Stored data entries
....

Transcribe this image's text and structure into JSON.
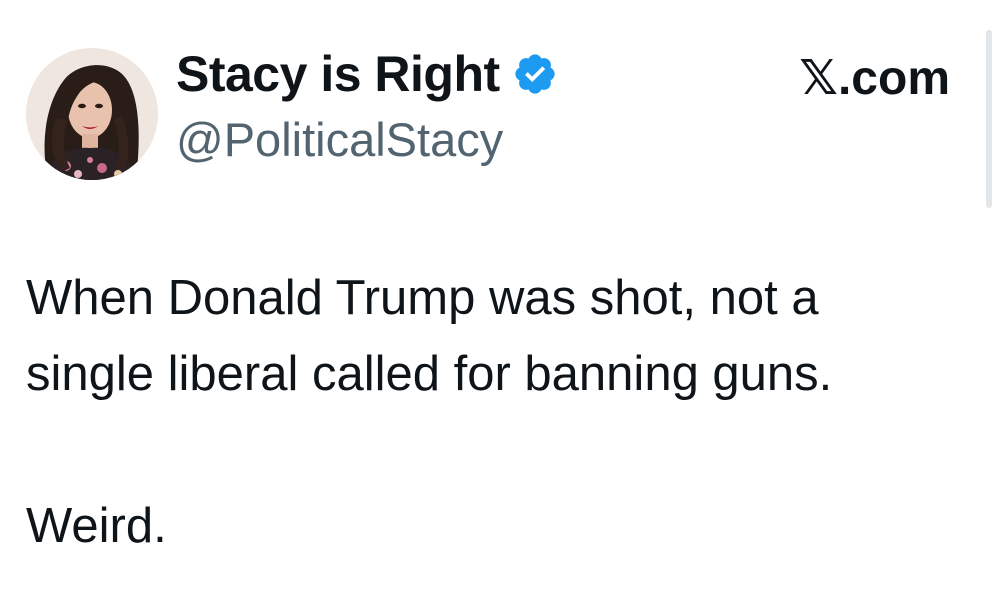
{
  "author": {
    "display_name": "Stacy is Right",
    "handle": "@PoliticalStacy",
    "verified": true,
    "badge_color": "#1d9bf0"
  },
  "source": {
    "label": "X.com",
    "logo_glyph": "𝕏",
    "suffix": ".com"
  },
  "tweet": {
    "line1": "When Donald Trump was shot, not a",
    "line2": "single liberal called for banning guns.",
    "line3": "Weird."
  },
  "icons": {
    "avatar": "profile-photo",
    "verified": "verified-check-icon",
    "logo": "x-logo-icon"
  }
}
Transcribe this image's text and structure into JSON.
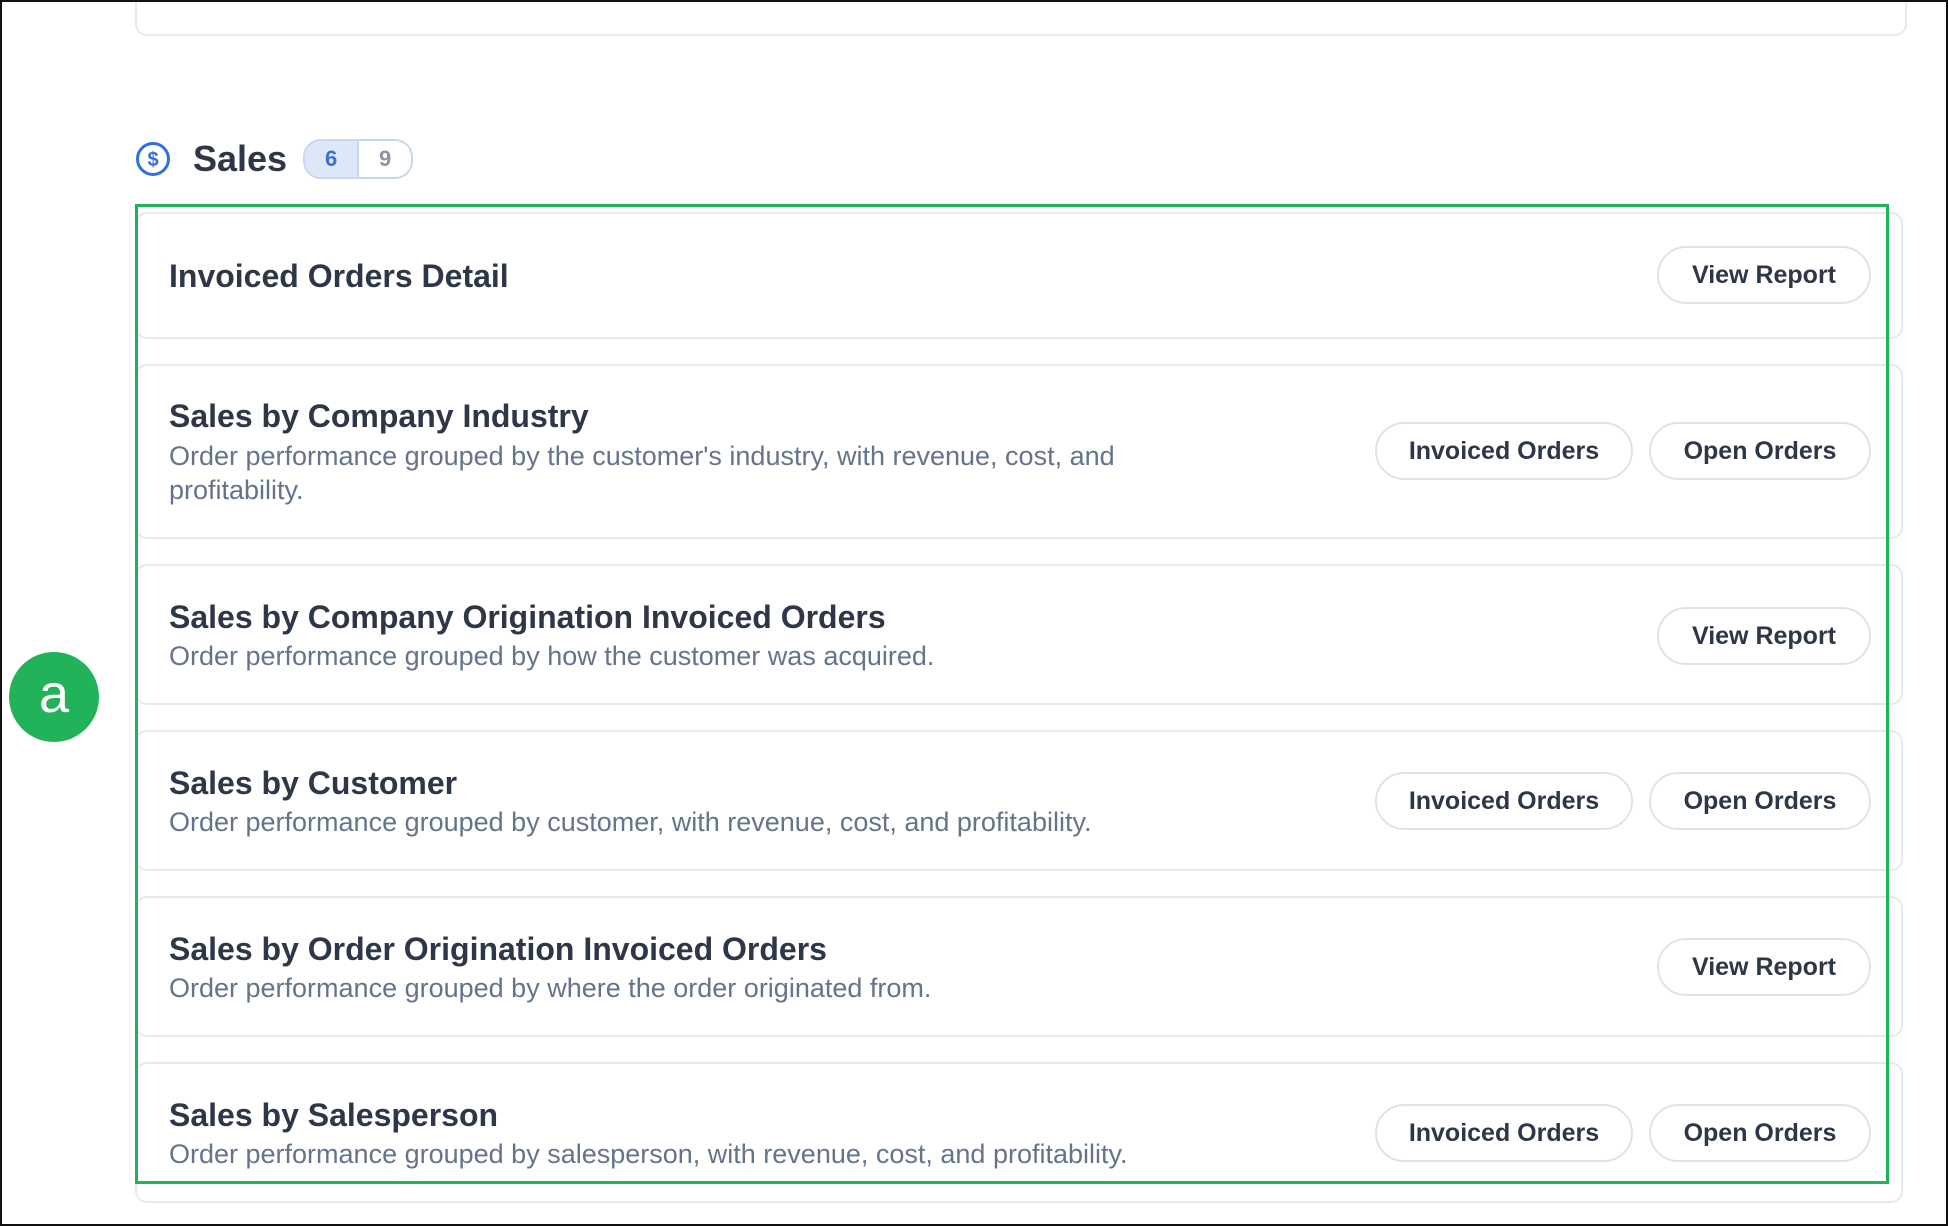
{
  "section": {
    "icon": "dollar-circle-icon",
    "title": "Sales",
    "badge_primary": "6",
    "badge_secondary": "9"
  },
  "reports": [
    {
      "title": "Invoiced Orders Detail",
      "description": "",
      "buttons": [
        "View Report"
      ]
    },
    {
      "title": "Sales by Company Industry",
      "description": "Order performance grouped by the customer's industry, with revenue, cost, and profitability.",
      "buttons": [
        "Invoiced Orders",
        "Open Orders"
      ]
    },
    {
      "title": "Sales by Company Origination Invoiced Orders",
      "description": "Order performance grouped by how the customer was acquired.",
      "buttons": [
        "View Report"
      ]
    },
    {
      "title": "Sales by Customer",
      "description": "Order performance grouped by customer, with revenue, cost, and profitability.",
      "buttons": [
        "Invoiced Orders",
        "Open Orders"
      ]
    },
    {
      "title": "Sales by Order Origination Invoiced Orders",
      "description": "Order performance grouped by where the order originated from.",
      "buttons": [
        "View Report"
      ]
    },
    {
      "title": "Sales by Salesperson",
      "description": "Order performance grouped by salesperson, with revenue, cost, and profitability.",
      "buttons": [
        "Invoiced Orders",
        "Open Orders"
      ]
    }
  ],
  "annotation": {
    "marker_label": "a",
    "highlight_color": "#22b35a"
  },
  "colors": {
    "accent_blue": "#2f6fe0",
    "text_dark": "#2d3748",
    "text_muted": "#64748b"
  }
}
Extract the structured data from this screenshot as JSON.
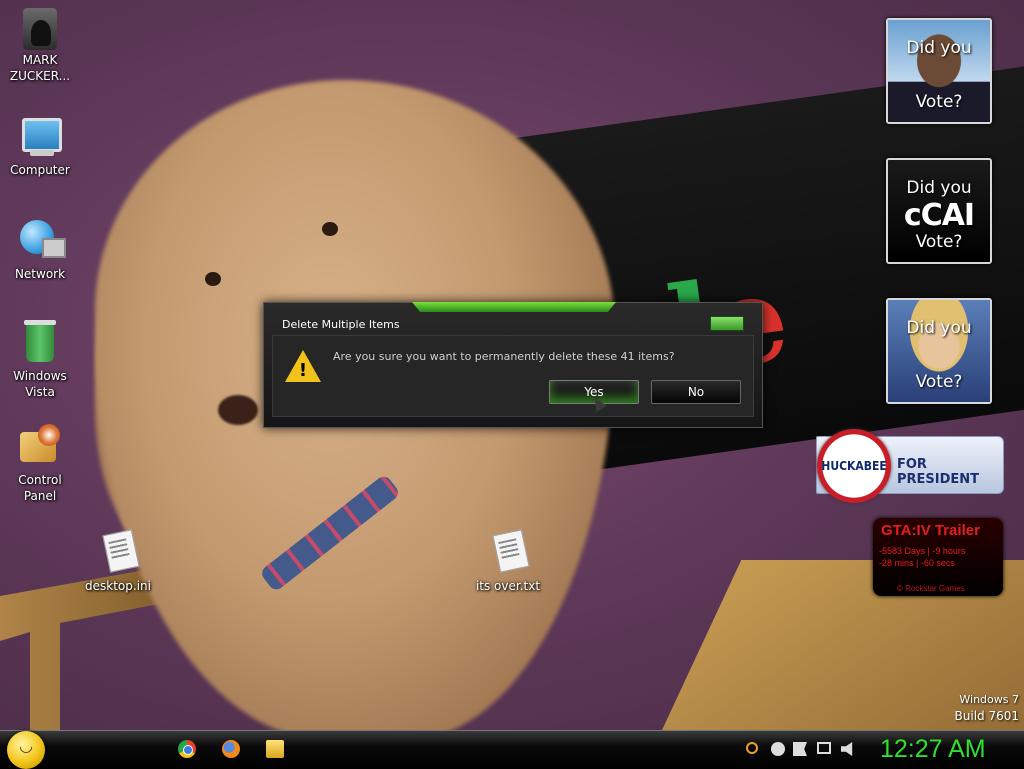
{
  "desktop": {
    "icons": [
      {
        "name": "folder",
        "label": "MARK ZUCKER..."
      },
      {
        "name": "computer",
        "label": "Computer"
      },
      {
        "name": "network",
        "label": "Network"
      },
      {
        "name": "recycle-bin",
        "label": "Windows Vista"
      },
      {
        "name": "control-panel",
        "label": "Control Panel"
      },
      {
        "name": "desktop-ini",
        "label": "desktop.ini"
      },
      {
        "name": "its-over-txt",
        "label": "its over.txt"
      }
    ],
    "build": {
      "line1": "Windows 7",
      "line2": "Build 7601"
    }
  },
  "gadgets": {
    "polls": [
      {
        "name": "obama",
        "top": "Did you",
        "center": "",
        "bottom": "Vote?"
      },
      {
        "name": "ccai",
        "top": "Did you",
        "center": "cCAI",
        "bottom": "Vote?"
      },
      {
        "name": "hillary",
        "top": "Did you",
        "center": "",
        "bottom": "Vote?"
      }
    ],
    "huckabee": {
      "name": "HUCKABEE",
      "tagline": "FOR PRESIDENT"
    },
    "gta": {
      "title": "GTA:IV Trailer",
      "line1": "-5583 Days | -9 hours",
      "line2": "-28 mins | -60 secs",
      "copyright": "© Rockstar Games"
    }
  },
  "dialog": {
    "title": "Delete Multiple Items",
    "message": "Are you sure you want to permanently delete these 41 items?",
    "yes_label": "Yes",
    "no_label": "No",
    "icon": "warning-icon"
  },
  "taskbar": {
    "start_icon": "smiley-start-orb",
    "pinned": [
      "chrome-icon",
      "firefox-icon",
      "explorer-icon"
    ],
    "tray": [
      "search-icon",
      "messenger-icon",
      "action-center-flag-icon",
      "network-icon",
      "volume-icon"
    ],
    "clock": "12:27 AM",
    "accent_color": "#2fe02f"
  }
}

....

Do not include the images; transcribe the rest of the listing exactly.

Transcribe this image's text and structure into JSON.
{
  "author": {
    "display_name": "Stacy is Right",
    "handle": "@PoliticalStacy",
    "verified": true,
    "badge_color": "#1d9bf0"
  },
  "source": {
    "label": "X.com",
    "logo_glyph": "𝕏",
    "suffix": ".com"
  },
  "tweet": {
    "line1": "When Donald Trump was shot, not a",
    "line2": "single liberal called for banning guns.",
    "line3": "Weird."
  },
  "icons": {
    "avatar": "profile-photo",
    "verified": "verified-check-icon",
    "logo": "x-logo-icon"
  }
}
Transcribe this image's text and structure into JSON.
{
  "section": {
    "icon": "dollar-circle-icon",
    "title": "Sales",
    "badge_primary": "6",
    "badge_secondary": "9"
  },
  "reports": [
    {
      "title": "Invoiced Orders Detail",
      "description": "",
      "buttons": [
        "View Report"
      ]
    },
    {
      "title": "Sales by Company Industry",
      "description": "Order performance grouped by the customer's industry, with revenue, cost, and profitability.",
      "buttons": [
        "Invoiced Orders",
        "Open Orders"
      ]
    },
    {
      "title": "Sales by Company Origination Invoiced Orders",
      "description": "Order performance grouped by how the customer was acquired.",
      "buttons": [
        "View Report"
      ]
    },
    {
      "title": "Sales by Customer",
      "description": "Order performance grouped by customer, with revenue, cost, and profitability.",
      "buttons": [
        "Invoiced Orders",
        "Open Orders"
      ]
    },
    {
      "title": "Sales by Order Origination Invoiced Orders",
      "description": "Order performance grouped by where the order originated from.",
      "buttons": [
        "View Report"
      ]
    },
    {
      "title": "Sales by Salesperson",
      "description": "Order performance grouped by salesperson, with revenue, cost, and profitability.",
      "buttons": [
        "Invoiced Orders",
        "Open Orders"
      ]
    }
  ],
  "annotation": {
    "marker_label": "a",
    "highlight_color": "#22b35a"
  },
  "colors": {
    "accent_blue": "#2f6fe0",
    "text_dark": "#2d3748",
    "text_muted": "#64748b"
  }
}
Extract the structured data from this screenshot as JSON.
{
  "desktop": {
    "icons": [
      {
        "name": "folder",
        "label": "MARK ZUCKER..."
      },
      {
        "name": "computer",
        "label": "Computer"
      },
      {
        "name": "network",
        "label": "Network"
      },
      {
        "name": "recycle-bin",
        "label": "Windows Vista"
      },
      {
        "name": "control-panel",
        "label": "Control Panel"
      },
      {
        "name": "desktop-ini",
        "label": "desktop.ini"
      },
      {
        "name": "its-over-txt",
        "label": "its over.txt"
      }
    ],
    "build": {
      "line1": "Windows 7",
      "line2": "Build 7601"
    }
  },
  "gadgets": {
    "polls": [
      {
        "name": "obama",
        "top": "Did you",
        "center": "",
        "bottom": "Vote?"
      },
      {
        "name": "ccai",
        "top": "Did you",
        "center": "cCAI",
        "bottom": "Vote?"
      },
      {
        "name": "hillary",
        "top": "Did you",
        "center": "",
        "bottom": "Vote?"
      }
    ],
    "huckabee": {
      "name": "HUCKABEE",
      "tagline": "FOR PRESIDENT"
    },
    "gta": {
      "title": "GTA:IV Trailer",
      "line1": "-5583 Days | -9 hours",
      "line2": "-28 mins | -60 secs",
      "copyright": "© Rockstar Games"
    }
  },
  "dialog": {
    "title": "Delete Multiple Items",
    "message": "Are you sure you want to permanently delete these 41 items?",
    "yes_label": "Yes",
    "no_label": "No",
    "icon": "warning-icon"
  },
  "taskbar": {
    "start_icon": "smiley-start-orb",
    "pinned": [
      "chrome-icon",
      "firefox-icon",
      "explorer-icon"
    ],
    "tray": [
      "search-icon",
      "messenger-icon",
      "action-center-flag-icon",
      "network-icon",
      "volume-icon"
    ],
    "clock": "12:27 AM",
    "accent_color": "#2fe02f"
  }
}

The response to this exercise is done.